**Verilen metin**
———
Zeyneb Murad: Ulusal birlik ile Lozan boşa çıkarılır

  • 09:02 21 Temmuz 2023
  • Güncel
 
Sema Çağlak 
 
AMED - Lozan Antlaşması’nın 100’üncü yıl dönümüne ilişkin değerlendirmelerde bulunan KNK Eşbaşkanı Zeyneb Murad, Lozan ile ortaya çıkan parçalanmışlık ve soykırım politikalarına karşı yeni dönemde ulusal birlik stratejisi ile Lozan’ın boşa çıkarılabileceğinin altını çizdi. 
 
Lozan Antlaşması 100’üncü yılını geride bırakıyor. Antlaşmanın başta Kürt halkı olmak üzere Ortadoğu halkları üzerinde yarattığı parçalanmışlık, saldırı, inkar ve imha politikaları ile yeni yüz yılda neler yapılması gerektiği üzerine bir çok tartışma, semiren, panel, konferans, çalıştay ve toplantılar yapılıyor. 
 
Lozan Antlaşması’nın 100’üncü yıl dönümüne ilişkin Kurdistan Ulusal Kongresi (KNK) Eşbaşkanı Zeyneb Murad, JINNEWS’in sorularını yanıtladı.
———
**Kayıtlı veriler**

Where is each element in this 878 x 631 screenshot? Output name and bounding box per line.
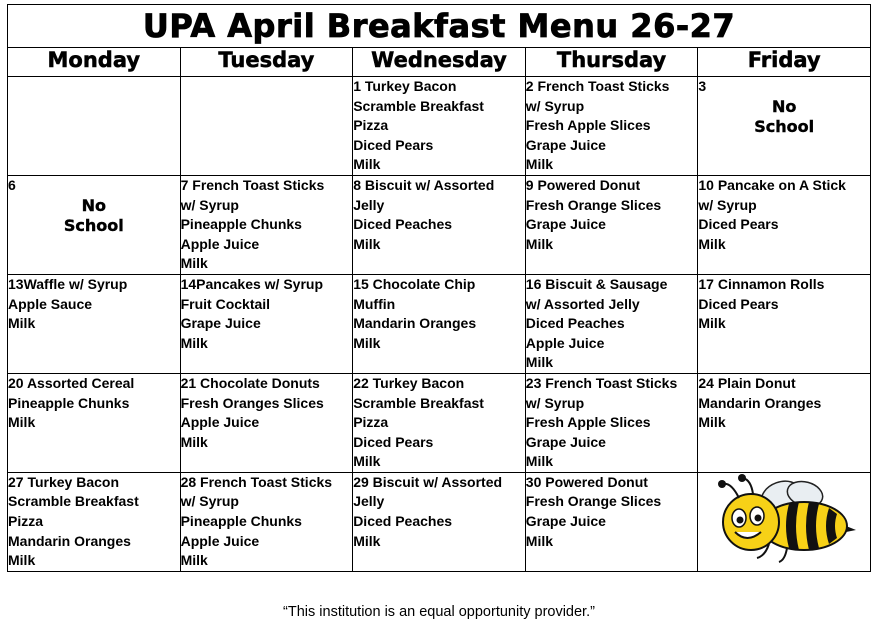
———
Lozan haberine göre antlaşma, başta Kürt halkı olmak üzere Ortadoğu halkları üzerinde neler yarattı? Hepsini sıralayın.

- parçalanmışlık
- saldırı
- inkar ve imha politikaları